Written instruction
Report each line of the data that includes the word "соответствии".
+++++
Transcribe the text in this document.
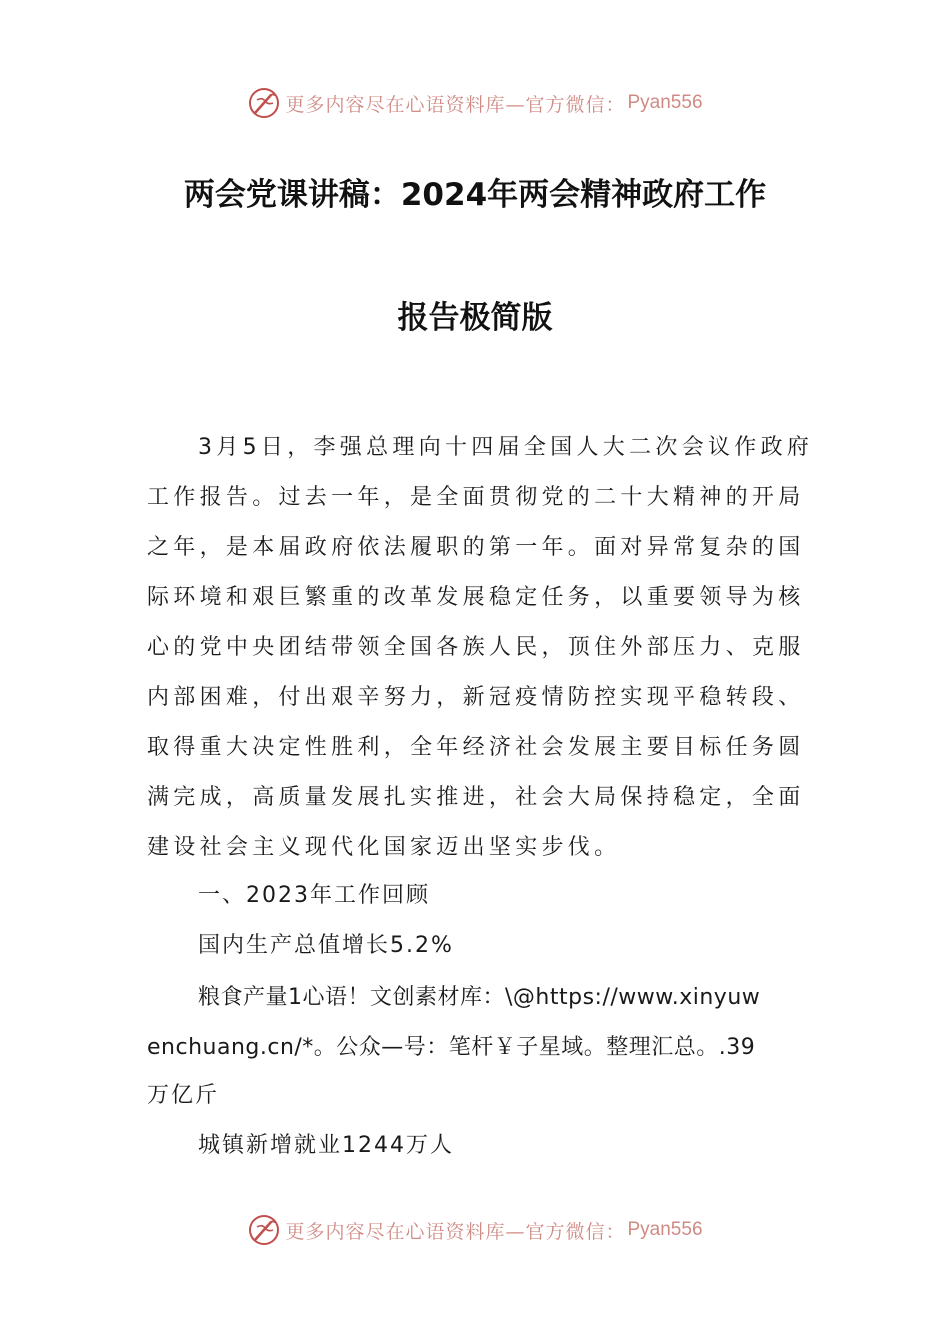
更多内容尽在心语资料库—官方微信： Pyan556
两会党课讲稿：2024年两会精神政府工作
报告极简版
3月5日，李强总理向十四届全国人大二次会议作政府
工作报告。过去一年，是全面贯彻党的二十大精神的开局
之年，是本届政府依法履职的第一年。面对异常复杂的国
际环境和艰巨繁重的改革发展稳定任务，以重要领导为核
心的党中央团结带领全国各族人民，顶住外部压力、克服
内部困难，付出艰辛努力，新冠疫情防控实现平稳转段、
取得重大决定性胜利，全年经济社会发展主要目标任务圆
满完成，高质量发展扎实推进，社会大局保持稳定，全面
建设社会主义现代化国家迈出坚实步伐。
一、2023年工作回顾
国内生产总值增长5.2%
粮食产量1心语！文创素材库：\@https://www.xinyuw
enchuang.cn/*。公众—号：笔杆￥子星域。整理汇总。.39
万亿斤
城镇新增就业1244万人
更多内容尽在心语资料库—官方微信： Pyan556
+++++
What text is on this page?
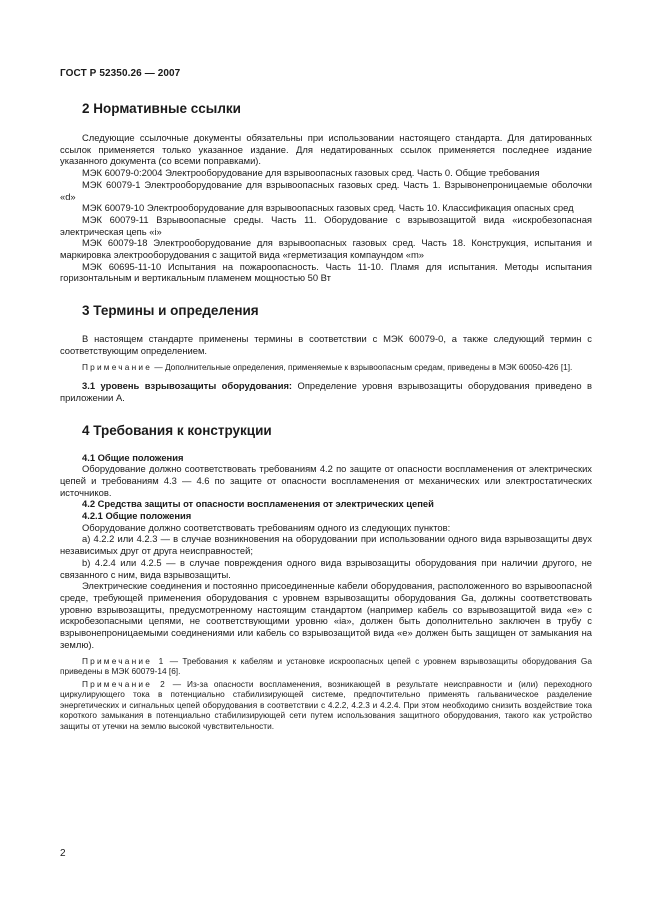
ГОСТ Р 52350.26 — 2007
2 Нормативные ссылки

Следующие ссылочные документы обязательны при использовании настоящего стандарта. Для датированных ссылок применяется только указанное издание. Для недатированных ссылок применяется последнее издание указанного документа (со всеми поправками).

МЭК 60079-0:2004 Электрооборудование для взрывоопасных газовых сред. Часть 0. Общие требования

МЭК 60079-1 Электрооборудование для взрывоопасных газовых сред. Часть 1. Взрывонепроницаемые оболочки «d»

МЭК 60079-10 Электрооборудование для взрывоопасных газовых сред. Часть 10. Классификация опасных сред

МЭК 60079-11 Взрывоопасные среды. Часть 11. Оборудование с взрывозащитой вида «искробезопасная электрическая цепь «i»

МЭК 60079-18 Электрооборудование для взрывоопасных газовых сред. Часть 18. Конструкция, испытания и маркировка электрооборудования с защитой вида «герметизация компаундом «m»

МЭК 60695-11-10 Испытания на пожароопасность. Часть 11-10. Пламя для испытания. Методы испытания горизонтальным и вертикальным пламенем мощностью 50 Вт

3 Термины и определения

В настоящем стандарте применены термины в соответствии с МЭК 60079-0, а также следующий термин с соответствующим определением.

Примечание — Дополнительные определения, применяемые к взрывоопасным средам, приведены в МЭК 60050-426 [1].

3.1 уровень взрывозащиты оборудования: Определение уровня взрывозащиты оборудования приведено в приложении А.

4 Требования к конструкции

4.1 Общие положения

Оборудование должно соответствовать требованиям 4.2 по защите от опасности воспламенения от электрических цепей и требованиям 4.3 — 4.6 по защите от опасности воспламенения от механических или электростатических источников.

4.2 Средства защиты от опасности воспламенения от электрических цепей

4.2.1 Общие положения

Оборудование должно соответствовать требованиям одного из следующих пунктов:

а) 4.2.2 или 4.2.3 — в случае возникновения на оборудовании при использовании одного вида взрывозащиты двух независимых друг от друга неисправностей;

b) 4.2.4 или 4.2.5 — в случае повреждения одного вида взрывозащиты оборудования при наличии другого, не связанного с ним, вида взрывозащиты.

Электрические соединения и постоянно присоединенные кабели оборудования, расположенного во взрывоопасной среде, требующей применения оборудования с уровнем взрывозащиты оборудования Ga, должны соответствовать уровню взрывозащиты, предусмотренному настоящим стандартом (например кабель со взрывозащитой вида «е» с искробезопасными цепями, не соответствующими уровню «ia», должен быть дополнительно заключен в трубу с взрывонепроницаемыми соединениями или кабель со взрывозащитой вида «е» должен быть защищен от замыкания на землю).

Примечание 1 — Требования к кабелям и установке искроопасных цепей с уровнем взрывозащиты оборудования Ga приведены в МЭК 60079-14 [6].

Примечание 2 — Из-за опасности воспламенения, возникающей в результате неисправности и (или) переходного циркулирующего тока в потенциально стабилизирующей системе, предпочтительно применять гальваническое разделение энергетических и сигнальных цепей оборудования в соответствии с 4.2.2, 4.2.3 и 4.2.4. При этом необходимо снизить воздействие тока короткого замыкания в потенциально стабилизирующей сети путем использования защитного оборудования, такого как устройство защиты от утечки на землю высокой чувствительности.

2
+++++
Final result
В настоящем стандарте применены термины в соответствии с МЭК 60079-0, а также следующий термин с соответствующим определением.
Примечание 2 — Из-за опасности воспламенения, возникающей в результате неисправности и (или) переходного циркулирующего тока в потенциально стабилизирующей системе, предпочтительно применять гальваническое разделение энергетических и сигнальных цепей оборудования в соответствии с 4.2.2, 4.2.3 и 4.2.4. При этом необходимо снизить воздействие тока короткого замыкания в потенциально стабилизирующей сети путем использования защитного оборудования, такого как устройство защиты от утечки на землю высокой чувствительности.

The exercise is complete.